Identify and copy all lines of the material where the string "What" is found.
— START RECORDS FOR PROCESSING —
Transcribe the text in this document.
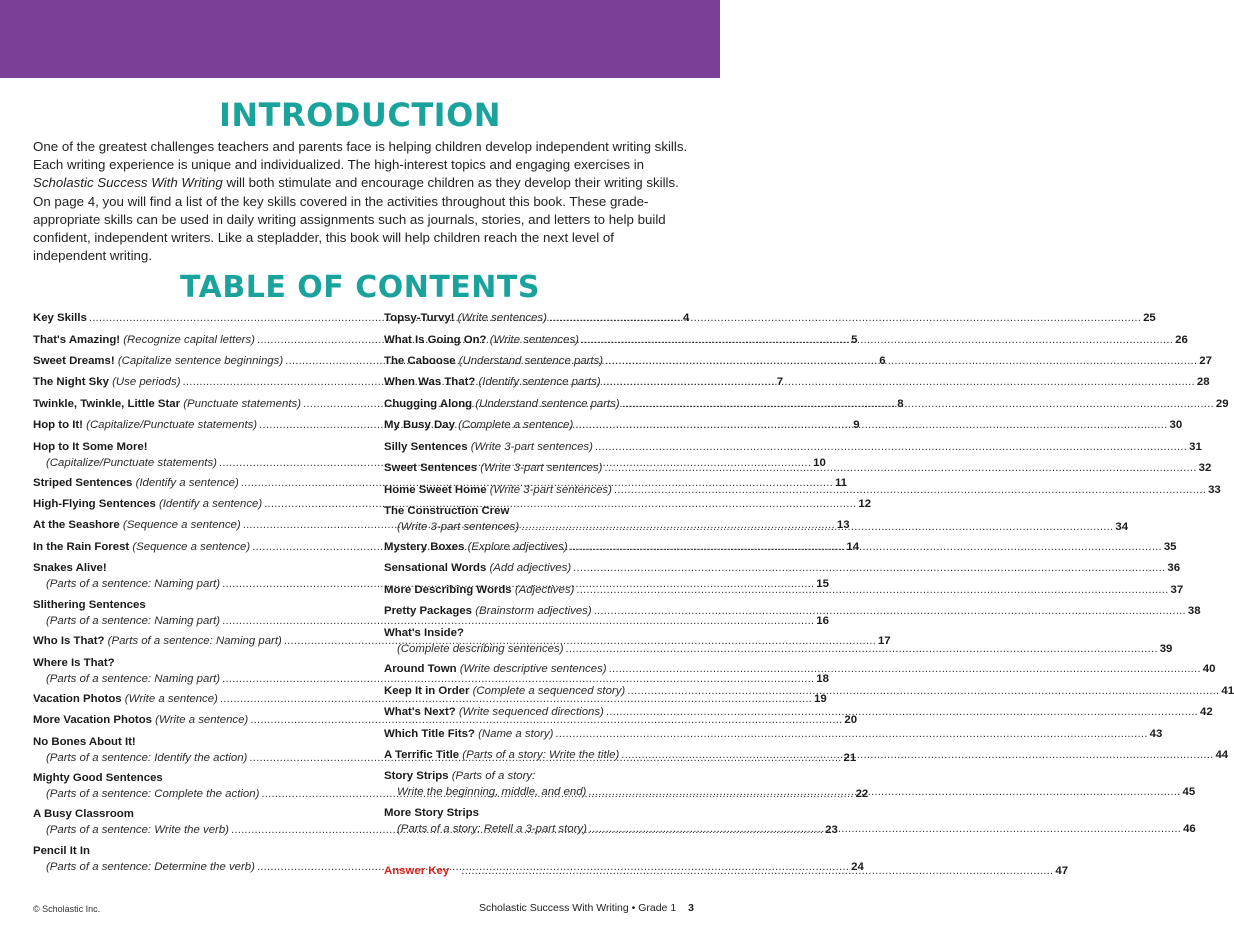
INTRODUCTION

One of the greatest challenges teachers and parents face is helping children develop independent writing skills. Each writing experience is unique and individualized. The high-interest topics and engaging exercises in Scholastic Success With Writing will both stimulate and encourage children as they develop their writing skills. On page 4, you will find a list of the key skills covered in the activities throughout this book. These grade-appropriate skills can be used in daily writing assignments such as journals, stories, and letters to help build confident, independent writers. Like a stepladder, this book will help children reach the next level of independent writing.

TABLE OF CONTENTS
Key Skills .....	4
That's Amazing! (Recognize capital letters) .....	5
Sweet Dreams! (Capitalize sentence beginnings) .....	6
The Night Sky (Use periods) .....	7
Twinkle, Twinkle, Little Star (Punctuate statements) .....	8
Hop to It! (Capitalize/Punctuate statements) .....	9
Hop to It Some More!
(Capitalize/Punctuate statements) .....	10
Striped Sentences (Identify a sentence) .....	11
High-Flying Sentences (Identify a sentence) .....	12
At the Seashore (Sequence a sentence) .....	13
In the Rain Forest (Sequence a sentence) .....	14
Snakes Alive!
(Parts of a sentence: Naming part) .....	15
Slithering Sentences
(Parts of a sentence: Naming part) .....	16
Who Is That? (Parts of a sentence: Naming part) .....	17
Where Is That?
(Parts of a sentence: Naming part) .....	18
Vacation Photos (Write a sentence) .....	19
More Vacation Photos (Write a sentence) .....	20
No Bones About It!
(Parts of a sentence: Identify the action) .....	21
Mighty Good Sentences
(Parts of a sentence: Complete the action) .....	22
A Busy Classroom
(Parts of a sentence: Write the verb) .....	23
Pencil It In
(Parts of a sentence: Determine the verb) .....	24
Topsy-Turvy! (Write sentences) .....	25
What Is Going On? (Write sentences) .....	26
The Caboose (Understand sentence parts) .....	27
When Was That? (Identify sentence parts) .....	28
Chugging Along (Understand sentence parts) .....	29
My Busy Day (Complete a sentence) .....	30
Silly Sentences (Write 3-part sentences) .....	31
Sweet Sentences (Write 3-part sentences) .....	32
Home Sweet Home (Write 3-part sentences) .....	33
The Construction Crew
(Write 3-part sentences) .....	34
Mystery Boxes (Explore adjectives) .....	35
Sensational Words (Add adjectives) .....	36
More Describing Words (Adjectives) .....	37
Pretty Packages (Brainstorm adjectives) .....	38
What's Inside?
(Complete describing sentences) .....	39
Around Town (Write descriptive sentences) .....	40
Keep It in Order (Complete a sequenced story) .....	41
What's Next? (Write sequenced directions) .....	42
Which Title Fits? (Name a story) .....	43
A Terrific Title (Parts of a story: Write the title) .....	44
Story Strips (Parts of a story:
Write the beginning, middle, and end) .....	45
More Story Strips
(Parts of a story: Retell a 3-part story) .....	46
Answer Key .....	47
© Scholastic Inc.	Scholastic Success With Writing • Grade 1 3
— END RECORDS FOR PROCESSING —
## [EXERCISE OUTPUT]
What Is Going On? (Write sentences) .....	26
What's Inside?
What's Next? (Write sequenced directions) .....	42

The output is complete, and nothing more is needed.